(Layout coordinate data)
--- begin ---

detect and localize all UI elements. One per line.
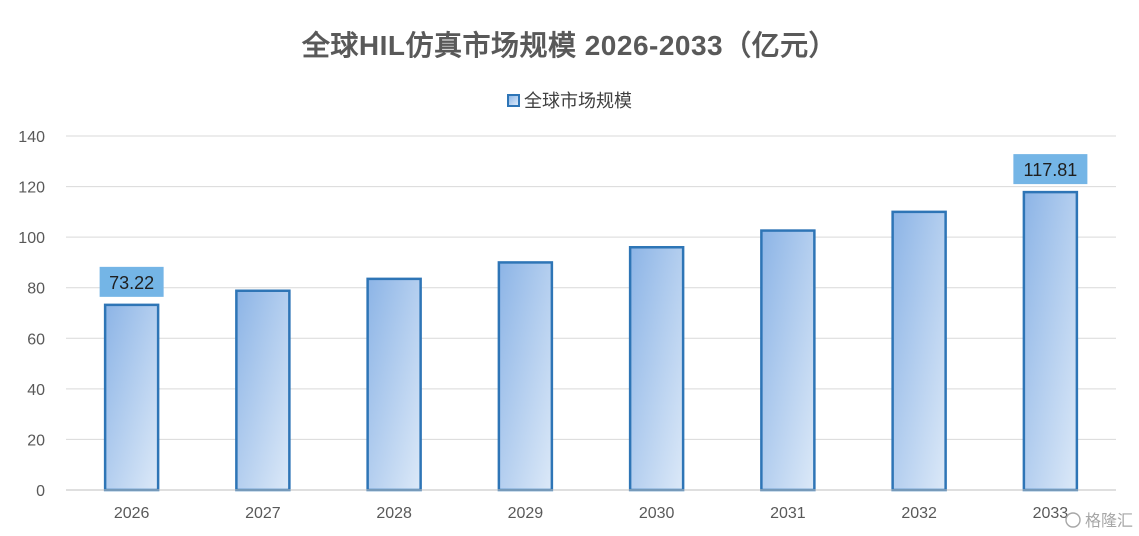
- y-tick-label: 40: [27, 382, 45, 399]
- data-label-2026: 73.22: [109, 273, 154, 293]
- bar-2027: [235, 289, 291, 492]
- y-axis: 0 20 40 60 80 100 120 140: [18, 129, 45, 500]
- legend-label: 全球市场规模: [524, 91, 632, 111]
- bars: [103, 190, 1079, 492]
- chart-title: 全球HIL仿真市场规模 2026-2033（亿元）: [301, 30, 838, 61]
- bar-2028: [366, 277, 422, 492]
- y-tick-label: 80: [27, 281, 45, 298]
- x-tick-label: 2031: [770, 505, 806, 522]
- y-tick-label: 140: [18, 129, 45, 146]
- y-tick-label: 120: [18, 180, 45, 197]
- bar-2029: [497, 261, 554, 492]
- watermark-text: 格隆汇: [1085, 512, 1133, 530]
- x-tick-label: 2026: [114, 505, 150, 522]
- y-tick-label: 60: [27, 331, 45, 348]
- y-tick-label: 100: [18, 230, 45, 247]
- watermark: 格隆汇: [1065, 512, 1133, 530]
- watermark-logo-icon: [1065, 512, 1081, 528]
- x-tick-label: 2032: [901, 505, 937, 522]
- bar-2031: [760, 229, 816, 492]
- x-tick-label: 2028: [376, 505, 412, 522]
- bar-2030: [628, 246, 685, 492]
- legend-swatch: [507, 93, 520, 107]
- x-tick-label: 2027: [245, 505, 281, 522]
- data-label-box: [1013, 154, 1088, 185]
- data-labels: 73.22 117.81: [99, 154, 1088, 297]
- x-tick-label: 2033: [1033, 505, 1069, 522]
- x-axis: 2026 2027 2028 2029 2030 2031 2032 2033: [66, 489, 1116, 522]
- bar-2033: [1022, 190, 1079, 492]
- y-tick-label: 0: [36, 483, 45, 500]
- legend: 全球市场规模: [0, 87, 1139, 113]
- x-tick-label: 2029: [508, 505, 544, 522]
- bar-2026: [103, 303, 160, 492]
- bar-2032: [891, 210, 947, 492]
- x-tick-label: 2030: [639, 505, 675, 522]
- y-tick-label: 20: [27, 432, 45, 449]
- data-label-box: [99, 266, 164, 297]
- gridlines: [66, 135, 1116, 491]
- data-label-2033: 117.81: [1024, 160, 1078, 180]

--- end ---
--- begin ---

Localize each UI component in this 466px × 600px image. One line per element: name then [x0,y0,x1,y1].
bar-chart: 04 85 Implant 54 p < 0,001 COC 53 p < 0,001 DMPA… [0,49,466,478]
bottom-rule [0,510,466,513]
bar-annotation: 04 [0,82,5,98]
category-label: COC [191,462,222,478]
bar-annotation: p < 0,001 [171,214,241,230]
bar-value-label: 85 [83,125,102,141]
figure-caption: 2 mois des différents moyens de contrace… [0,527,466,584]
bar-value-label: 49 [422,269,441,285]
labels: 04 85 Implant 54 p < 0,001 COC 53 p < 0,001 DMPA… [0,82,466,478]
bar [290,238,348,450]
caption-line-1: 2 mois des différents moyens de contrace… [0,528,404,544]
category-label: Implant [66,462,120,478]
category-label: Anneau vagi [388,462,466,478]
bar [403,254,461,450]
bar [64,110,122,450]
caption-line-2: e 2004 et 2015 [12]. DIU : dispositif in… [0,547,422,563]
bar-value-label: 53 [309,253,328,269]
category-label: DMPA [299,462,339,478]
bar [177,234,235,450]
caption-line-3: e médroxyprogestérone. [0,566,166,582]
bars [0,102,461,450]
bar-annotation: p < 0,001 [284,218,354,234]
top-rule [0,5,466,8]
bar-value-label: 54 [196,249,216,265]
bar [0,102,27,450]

--- end ---
--- begin ---

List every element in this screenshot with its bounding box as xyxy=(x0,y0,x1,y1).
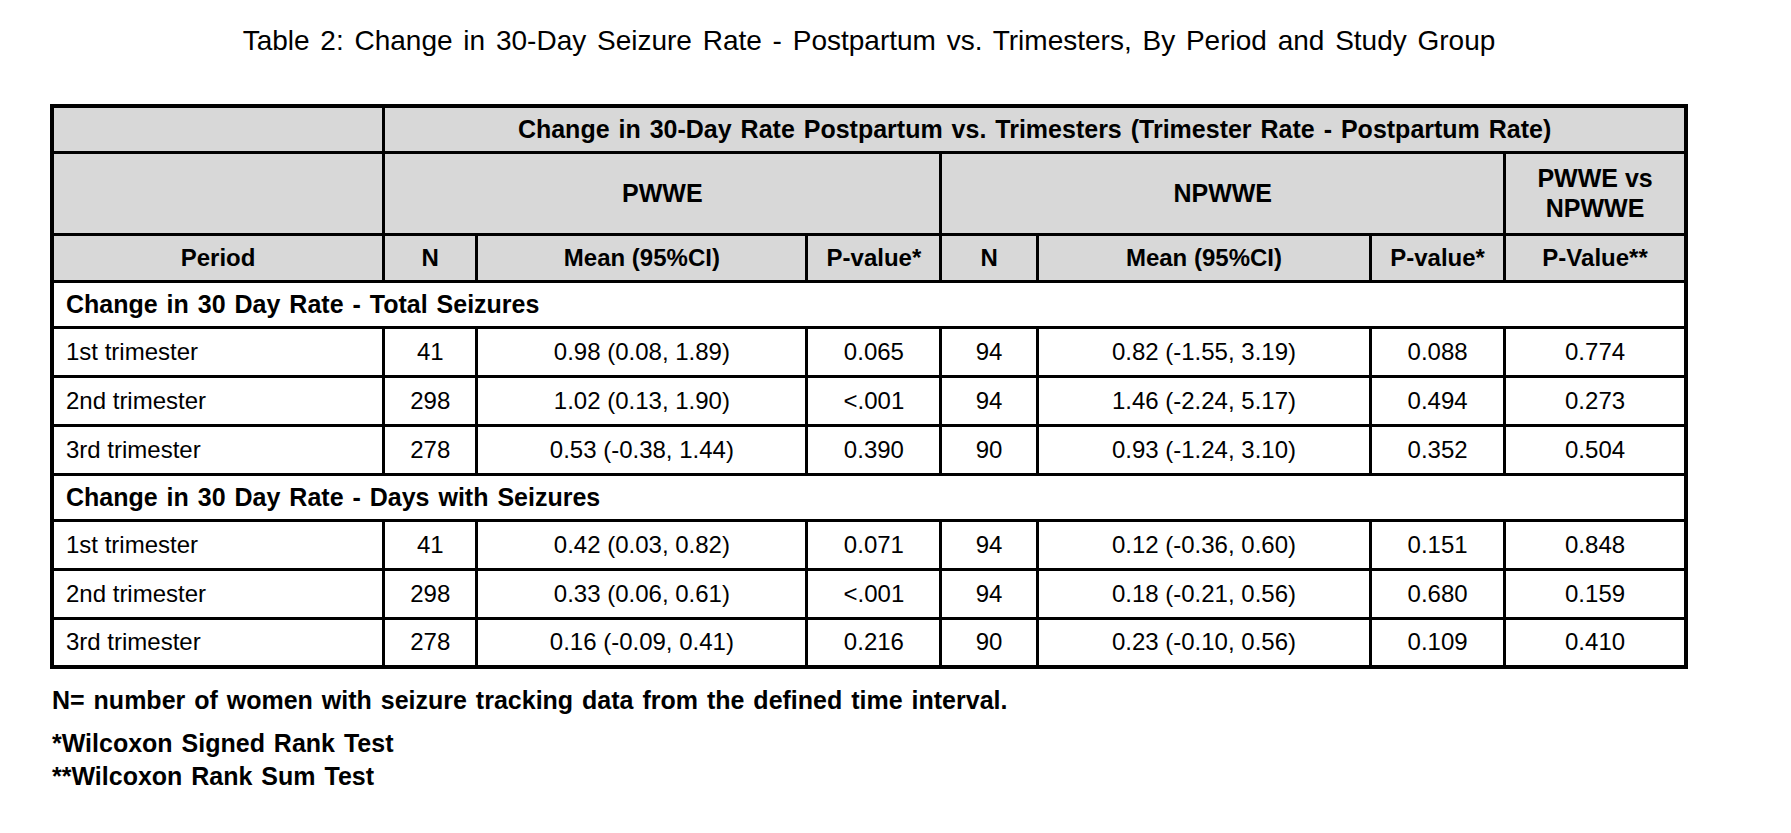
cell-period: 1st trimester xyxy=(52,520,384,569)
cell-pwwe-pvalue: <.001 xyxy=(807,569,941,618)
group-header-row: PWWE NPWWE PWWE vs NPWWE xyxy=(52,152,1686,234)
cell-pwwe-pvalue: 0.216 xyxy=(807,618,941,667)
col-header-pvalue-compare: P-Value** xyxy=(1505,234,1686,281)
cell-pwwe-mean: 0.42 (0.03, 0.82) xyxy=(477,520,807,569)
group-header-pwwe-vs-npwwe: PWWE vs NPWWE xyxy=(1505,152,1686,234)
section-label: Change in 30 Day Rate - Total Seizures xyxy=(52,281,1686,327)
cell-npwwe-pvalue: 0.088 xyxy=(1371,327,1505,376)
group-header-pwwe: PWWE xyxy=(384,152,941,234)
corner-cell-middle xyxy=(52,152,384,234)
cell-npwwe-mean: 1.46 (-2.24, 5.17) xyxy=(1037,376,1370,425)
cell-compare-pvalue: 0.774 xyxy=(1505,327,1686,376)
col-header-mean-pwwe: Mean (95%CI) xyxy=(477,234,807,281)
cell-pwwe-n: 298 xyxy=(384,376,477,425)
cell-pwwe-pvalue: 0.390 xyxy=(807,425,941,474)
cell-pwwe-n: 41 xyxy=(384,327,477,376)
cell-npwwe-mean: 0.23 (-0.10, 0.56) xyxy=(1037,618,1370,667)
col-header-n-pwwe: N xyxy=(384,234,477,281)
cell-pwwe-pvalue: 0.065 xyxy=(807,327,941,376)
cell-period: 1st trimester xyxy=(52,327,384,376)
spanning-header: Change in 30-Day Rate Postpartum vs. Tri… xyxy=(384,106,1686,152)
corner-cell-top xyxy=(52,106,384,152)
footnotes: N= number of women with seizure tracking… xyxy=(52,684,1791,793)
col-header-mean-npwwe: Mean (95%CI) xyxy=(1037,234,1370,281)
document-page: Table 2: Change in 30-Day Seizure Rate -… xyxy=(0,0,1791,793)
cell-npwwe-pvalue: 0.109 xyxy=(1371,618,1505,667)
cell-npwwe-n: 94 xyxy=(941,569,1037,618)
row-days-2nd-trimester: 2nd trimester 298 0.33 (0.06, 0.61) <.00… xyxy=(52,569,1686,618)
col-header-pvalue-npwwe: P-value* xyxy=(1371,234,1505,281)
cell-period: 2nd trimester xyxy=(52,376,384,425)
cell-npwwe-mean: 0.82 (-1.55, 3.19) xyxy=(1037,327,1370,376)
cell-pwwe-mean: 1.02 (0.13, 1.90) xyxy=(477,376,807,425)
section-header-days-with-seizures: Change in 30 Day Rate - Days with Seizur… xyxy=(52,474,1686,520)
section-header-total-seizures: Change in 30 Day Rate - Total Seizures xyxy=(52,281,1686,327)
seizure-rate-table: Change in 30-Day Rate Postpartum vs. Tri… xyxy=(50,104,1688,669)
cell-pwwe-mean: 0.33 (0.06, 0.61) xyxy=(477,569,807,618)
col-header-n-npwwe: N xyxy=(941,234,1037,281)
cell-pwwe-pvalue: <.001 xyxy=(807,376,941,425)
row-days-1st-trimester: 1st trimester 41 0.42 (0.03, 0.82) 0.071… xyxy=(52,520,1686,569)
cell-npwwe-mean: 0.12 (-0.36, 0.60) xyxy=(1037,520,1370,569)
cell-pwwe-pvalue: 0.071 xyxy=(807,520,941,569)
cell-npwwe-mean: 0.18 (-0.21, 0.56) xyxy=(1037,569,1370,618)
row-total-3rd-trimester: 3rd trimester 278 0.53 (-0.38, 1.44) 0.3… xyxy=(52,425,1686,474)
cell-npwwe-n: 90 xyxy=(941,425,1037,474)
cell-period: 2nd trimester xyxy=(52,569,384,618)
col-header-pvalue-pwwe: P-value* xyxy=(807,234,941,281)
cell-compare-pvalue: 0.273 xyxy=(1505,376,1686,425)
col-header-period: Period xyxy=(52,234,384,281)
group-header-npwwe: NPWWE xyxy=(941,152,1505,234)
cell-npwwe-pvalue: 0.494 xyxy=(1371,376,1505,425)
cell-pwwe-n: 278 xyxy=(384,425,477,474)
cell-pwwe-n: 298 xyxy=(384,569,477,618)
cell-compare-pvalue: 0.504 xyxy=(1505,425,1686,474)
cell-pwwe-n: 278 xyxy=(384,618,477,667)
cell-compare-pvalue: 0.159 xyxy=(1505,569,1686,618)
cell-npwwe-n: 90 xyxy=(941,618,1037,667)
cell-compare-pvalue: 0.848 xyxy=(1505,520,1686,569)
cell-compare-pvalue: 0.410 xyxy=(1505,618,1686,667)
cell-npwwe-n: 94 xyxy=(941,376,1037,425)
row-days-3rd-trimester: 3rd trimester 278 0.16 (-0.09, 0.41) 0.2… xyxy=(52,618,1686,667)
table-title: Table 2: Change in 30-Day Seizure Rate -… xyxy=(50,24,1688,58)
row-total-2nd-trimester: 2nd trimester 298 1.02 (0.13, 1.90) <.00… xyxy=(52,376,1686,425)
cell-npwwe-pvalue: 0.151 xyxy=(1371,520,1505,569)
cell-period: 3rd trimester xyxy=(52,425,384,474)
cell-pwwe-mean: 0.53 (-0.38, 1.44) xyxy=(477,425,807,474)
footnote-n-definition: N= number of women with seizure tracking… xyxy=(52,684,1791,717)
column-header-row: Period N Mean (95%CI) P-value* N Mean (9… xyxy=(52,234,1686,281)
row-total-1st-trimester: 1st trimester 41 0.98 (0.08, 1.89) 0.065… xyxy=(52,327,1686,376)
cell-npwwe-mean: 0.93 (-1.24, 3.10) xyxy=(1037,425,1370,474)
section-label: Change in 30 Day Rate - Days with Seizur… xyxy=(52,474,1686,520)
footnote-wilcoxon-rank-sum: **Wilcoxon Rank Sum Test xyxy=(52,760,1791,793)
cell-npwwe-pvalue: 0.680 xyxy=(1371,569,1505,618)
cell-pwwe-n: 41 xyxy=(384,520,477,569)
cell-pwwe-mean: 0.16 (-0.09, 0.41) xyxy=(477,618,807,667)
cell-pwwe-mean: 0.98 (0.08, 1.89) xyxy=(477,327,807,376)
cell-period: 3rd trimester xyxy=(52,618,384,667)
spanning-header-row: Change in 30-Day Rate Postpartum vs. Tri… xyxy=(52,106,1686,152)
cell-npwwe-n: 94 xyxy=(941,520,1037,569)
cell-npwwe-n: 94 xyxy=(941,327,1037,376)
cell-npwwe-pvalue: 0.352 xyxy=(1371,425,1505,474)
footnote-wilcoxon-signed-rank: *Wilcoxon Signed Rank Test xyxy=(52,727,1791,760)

--- end ---

__REQUEST__
Reproduce the item lines above, from the line containing "Localize each UI" through the line containing "bar-annotation: p < 0,001 [171,214,241,230]", with both lines included.

__OUTPUT BELOW__
Localize each UI component in this 466px × 600px image. One line per element: name then [x0,y0,x1,y1].
bar-chart: 04 85 Implant 54 p < 0,001 COC 53 p < 0,001 DMPA… [0,49,466,478]
bottom-rule [0,510,466,513]
bar-annotation: 04 [0,82,5,98]
category-label: COC [191,462,222,478]
bar-annotation: p < 0,001 [171,214,241,230]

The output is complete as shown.